EXERCISE INSTRUCTIONS —
Seek out every line containing the word "JSON", and copy each.
=== RECORD EXCERPTS ===
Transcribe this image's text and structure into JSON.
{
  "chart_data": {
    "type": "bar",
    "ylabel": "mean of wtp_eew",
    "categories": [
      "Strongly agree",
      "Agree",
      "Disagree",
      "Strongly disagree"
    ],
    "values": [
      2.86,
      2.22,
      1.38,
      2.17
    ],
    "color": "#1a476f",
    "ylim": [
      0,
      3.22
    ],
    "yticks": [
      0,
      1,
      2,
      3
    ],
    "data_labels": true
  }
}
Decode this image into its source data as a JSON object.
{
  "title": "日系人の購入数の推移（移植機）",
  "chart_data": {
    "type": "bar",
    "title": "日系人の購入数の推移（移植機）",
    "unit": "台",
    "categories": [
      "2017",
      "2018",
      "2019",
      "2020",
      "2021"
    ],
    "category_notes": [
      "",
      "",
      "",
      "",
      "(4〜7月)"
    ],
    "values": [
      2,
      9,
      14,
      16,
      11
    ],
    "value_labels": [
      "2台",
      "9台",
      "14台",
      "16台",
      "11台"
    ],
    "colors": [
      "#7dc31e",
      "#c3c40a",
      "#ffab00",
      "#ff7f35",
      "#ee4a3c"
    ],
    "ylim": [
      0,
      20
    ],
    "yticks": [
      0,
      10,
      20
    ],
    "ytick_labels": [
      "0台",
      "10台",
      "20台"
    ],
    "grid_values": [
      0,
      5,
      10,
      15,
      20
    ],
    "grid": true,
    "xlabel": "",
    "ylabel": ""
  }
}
===
RESULT —
Transcribe this image's text and structure into JSON.
Decode this image into its source data as a JSON object.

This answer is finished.